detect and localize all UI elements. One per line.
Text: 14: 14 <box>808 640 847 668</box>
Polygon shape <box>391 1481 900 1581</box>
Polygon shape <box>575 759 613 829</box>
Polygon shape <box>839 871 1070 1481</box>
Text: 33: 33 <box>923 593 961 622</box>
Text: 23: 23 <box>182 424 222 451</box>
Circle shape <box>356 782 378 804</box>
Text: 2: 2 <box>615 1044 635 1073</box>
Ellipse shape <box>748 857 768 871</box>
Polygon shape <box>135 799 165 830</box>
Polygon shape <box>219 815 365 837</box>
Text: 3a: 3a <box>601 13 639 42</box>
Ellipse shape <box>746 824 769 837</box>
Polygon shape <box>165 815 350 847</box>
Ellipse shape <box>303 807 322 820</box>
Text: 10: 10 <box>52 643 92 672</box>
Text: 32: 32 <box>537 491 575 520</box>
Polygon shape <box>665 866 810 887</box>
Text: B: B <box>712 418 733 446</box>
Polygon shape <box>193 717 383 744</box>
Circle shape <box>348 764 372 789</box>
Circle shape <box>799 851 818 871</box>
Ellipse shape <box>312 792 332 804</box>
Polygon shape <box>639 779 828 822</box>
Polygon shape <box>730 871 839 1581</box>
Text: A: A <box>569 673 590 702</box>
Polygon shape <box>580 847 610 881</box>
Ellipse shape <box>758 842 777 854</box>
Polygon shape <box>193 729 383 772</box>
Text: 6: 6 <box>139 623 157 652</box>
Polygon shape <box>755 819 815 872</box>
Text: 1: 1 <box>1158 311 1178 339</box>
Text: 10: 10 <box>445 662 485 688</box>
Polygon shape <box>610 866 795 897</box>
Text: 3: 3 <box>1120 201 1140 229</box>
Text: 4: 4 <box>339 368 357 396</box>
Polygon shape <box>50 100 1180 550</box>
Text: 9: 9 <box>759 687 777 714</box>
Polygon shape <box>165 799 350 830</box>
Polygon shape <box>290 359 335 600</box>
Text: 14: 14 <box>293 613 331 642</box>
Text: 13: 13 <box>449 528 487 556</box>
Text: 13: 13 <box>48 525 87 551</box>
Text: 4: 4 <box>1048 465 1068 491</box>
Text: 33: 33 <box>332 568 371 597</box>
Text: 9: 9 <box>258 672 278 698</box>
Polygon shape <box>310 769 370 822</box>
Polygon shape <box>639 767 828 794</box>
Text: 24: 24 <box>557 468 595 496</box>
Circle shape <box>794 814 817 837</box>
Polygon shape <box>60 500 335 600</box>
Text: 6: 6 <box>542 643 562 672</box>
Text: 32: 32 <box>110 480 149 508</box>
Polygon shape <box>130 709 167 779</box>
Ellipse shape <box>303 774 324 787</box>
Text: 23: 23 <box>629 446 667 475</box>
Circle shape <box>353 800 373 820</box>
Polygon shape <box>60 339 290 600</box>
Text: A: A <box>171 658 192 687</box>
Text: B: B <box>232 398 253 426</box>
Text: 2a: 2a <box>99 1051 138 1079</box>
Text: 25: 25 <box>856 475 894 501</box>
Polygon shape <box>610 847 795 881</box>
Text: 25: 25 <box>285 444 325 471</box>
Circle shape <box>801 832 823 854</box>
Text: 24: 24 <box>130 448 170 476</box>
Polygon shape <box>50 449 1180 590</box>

____

> **To do**
Reproduce every line from the start of the records down to the line that contains "Text: 2: 2 <box>615 1044 635 1073</box>", including both ends.

> **Solution**
detect and localize all UI elements. One per line.
Text: 14: 14 <box>808 640 847 668</box>
Polygon shape <box>391 1481 900 1581</box>
Polygon shape <box>575 759 613 829</box>
Polygon shape <box>839 871 1070 1481</box>
Text: 33: 33 <box>923 593 961 622</box>
Text: 23: 23 <box>182 424 222 451</box>
Circle shape <box>356 782 378 804</box>
Text: 2: 2 <box>615 1044 635 1073</box>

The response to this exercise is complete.